GIVEN ENTRIES:
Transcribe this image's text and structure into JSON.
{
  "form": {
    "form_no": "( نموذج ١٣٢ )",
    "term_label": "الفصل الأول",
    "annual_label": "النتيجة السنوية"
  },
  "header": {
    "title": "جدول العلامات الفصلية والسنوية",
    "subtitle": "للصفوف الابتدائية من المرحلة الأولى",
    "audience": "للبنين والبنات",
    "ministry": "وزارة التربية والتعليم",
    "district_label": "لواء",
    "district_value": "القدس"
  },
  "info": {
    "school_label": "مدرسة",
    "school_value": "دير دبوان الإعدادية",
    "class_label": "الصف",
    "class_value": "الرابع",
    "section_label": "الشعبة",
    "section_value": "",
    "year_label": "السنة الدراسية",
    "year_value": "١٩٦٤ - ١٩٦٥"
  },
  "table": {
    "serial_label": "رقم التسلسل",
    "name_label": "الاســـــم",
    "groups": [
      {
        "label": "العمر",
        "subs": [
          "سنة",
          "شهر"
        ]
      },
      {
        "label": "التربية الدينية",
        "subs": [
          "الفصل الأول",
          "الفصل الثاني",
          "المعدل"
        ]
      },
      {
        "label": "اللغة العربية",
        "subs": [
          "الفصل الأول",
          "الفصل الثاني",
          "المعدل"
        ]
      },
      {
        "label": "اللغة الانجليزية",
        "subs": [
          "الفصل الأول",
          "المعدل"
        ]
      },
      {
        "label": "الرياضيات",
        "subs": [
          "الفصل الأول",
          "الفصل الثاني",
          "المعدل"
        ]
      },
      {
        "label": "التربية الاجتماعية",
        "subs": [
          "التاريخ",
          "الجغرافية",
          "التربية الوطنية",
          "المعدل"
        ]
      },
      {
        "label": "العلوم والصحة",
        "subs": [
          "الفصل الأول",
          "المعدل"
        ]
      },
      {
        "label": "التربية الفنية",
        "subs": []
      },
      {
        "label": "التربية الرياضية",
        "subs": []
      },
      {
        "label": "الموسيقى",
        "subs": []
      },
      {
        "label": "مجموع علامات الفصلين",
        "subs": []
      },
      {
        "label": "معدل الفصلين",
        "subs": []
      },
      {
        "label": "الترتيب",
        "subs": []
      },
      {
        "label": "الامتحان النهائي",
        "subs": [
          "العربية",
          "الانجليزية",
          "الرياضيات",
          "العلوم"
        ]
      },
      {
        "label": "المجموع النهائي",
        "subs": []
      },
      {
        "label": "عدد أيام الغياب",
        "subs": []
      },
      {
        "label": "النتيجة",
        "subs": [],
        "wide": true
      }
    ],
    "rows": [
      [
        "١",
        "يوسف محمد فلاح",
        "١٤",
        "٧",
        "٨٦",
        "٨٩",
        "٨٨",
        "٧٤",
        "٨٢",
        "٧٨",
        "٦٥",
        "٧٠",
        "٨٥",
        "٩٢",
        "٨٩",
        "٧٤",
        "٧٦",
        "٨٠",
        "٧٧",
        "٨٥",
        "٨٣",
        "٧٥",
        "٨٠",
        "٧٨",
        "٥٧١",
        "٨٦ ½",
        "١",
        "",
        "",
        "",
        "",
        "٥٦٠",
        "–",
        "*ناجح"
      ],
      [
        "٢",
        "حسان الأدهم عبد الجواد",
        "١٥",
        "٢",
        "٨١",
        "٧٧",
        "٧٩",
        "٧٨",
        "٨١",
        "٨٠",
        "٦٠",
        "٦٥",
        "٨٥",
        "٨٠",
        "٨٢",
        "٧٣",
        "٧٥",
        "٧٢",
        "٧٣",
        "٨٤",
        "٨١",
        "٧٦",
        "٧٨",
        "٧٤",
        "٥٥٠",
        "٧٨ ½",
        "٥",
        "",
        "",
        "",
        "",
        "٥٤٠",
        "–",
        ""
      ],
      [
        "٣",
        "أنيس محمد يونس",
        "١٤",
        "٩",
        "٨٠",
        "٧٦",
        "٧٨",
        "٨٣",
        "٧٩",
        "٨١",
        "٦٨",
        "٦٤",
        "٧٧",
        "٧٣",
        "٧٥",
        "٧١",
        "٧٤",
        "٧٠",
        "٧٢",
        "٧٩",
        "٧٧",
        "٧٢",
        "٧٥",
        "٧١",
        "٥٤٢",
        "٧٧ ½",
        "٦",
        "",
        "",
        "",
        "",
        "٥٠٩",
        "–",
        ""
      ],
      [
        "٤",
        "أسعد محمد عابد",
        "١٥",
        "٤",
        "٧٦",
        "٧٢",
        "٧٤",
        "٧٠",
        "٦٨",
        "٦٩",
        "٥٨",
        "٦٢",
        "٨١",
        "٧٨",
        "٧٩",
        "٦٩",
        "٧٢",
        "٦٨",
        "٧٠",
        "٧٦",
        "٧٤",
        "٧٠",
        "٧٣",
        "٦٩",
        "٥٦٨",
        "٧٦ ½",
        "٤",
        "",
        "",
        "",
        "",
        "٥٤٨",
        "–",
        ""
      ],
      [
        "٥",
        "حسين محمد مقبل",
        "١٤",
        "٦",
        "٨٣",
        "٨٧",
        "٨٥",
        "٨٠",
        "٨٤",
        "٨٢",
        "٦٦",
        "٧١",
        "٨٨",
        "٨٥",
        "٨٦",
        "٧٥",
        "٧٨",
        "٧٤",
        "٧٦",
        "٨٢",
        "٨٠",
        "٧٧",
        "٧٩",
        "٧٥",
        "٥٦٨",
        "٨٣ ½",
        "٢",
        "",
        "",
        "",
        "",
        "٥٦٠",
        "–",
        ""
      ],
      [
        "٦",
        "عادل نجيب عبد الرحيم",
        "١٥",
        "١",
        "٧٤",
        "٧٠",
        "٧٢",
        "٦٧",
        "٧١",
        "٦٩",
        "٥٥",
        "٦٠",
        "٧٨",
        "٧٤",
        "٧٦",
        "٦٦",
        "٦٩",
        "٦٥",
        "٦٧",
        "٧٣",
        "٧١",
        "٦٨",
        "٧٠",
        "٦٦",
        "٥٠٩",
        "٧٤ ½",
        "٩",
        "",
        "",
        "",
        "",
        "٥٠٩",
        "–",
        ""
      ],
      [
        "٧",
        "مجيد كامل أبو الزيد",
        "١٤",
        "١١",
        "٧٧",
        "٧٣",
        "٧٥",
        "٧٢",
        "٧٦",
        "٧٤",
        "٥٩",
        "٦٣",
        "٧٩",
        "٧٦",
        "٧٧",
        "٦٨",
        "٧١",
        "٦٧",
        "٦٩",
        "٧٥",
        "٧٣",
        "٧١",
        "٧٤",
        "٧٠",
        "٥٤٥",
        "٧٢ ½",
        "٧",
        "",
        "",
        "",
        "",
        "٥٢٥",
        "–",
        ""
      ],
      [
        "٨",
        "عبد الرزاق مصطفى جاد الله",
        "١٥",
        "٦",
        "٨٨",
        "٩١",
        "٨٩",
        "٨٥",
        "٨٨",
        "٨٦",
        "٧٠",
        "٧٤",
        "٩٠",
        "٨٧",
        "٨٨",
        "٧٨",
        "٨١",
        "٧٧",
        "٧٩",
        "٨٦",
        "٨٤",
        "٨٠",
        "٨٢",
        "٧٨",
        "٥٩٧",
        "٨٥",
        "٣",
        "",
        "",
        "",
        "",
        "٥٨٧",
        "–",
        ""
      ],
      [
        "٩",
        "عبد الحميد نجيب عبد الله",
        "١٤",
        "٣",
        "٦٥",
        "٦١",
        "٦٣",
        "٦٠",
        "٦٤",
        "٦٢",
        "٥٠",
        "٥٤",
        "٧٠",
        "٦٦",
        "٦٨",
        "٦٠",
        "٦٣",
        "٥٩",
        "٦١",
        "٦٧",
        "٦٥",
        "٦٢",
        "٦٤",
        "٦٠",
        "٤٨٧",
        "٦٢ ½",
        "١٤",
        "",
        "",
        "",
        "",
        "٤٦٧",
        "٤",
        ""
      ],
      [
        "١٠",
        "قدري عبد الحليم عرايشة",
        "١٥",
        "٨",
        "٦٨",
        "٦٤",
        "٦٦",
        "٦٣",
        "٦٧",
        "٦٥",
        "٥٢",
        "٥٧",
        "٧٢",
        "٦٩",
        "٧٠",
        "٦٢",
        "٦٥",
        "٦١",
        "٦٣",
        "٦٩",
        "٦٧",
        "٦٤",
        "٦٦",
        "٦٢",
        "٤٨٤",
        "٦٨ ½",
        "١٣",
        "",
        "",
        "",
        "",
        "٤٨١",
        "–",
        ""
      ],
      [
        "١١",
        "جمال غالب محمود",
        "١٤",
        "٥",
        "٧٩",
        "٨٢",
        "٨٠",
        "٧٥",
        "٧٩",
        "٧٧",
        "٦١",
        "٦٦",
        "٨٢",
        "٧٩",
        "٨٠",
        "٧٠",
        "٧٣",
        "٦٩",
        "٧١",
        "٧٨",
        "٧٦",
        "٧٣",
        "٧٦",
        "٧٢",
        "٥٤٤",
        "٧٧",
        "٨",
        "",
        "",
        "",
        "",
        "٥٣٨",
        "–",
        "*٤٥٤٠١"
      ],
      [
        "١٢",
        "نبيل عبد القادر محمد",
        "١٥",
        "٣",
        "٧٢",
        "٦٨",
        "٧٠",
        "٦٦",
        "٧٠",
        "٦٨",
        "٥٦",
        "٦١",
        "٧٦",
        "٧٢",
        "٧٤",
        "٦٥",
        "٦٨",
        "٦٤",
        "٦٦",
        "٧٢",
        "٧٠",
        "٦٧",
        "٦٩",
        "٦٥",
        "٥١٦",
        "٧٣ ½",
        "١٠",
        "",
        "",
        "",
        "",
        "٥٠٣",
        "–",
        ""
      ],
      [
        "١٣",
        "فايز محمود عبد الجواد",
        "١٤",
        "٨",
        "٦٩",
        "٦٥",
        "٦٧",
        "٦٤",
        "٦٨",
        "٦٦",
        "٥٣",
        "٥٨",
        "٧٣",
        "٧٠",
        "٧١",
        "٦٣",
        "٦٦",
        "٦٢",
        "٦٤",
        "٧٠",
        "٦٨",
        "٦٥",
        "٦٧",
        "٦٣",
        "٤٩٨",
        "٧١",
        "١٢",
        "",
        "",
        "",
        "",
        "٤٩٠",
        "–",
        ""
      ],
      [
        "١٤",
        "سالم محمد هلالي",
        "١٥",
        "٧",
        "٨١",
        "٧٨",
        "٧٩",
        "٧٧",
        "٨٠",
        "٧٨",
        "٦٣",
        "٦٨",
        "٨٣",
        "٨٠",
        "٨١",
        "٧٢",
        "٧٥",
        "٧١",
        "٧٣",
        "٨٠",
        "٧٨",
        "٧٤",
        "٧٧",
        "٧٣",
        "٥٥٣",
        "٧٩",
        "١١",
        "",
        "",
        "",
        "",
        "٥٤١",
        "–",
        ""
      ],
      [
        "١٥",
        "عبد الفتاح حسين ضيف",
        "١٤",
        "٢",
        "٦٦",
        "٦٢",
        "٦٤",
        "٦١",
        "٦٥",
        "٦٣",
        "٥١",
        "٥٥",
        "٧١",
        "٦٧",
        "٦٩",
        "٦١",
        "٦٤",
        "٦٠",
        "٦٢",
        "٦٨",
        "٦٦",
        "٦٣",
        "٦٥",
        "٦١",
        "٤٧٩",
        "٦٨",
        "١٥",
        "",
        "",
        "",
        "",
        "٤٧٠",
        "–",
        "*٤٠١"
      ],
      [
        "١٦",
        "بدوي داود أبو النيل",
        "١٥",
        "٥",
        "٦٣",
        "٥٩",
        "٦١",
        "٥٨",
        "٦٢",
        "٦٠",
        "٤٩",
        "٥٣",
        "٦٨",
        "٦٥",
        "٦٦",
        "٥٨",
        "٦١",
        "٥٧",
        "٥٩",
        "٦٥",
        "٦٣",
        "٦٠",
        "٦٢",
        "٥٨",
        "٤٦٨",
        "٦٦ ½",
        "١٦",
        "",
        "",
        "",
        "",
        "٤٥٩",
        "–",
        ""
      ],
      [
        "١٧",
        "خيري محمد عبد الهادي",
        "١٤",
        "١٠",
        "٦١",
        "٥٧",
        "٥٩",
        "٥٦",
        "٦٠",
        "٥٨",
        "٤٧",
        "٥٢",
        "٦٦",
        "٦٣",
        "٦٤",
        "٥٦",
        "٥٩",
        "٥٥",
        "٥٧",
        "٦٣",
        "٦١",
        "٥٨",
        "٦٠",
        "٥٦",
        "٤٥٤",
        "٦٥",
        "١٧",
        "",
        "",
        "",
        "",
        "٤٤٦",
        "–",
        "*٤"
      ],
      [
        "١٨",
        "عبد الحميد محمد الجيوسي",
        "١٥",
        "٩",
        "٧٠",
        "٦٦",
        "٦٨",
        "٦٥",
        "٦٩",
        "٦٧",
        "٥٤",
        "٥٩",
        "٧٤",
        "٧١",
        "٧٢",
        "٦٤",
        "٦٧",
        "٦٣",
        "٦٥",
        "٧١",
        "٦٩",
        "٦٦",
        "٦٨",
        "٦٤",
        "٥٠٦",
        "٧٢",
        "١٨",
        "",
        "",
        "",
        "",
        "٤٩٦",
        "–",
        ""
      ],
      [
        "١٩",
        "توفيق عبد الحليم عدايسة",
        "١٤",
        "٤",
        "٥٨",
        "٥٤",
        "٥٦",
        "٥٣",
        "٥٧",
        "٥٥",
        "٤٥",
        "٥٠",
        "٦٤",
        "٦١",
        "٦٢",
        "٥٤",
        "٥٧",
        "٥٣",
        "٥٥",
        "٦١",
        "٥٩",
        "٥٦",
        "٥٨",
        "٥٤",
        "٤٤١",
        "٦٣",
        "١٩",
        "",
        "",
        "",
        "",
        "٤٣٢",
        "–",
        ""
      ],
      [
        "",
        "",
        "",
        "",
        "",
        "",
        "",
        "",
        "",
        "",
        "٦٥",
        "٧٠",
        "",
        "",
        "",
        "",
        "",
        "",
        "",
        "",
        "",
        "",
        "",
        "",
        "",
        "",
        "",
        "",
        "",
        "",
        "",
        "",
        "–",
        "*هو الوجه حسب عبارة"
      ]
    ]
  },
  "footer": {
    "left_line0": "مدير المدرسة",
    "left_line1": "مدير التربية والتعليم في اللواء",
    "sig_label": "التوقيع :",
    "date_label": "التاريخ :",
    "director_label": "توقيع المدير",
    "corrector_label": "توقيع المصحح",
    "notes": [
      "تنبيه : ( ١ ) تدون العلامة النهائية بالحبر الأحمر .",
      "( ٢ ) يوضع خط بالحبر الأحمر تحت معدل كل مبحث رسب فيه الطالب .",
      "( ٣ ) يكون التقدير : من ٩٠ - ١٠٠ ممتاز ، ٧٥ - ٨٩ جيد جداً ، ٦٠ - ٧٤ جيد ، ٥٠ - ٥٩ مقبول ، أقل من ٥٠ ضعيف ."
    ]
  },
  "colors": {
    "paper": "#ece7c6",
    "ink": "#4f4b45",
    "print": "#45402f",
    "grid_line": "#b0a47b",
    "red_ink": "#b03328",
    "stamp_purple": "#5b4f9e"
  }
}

DESCRIPTION OF THE TASK:
Scan the material line by line and report each one that contains "محمد".

RESPONSE TO THIS EXERCISE:
        "يوسف محمد فلاح",
        "أنيس محمد يونس",
        "أسعد محمد عابد",
        "حسين محمد مقبل",
        "نبيل عبد القادر محمد",
        "سالم محمد هلالي",
        "خيري محمد عبد الهادي",
        "عبد الحميد محمد الجيوسي",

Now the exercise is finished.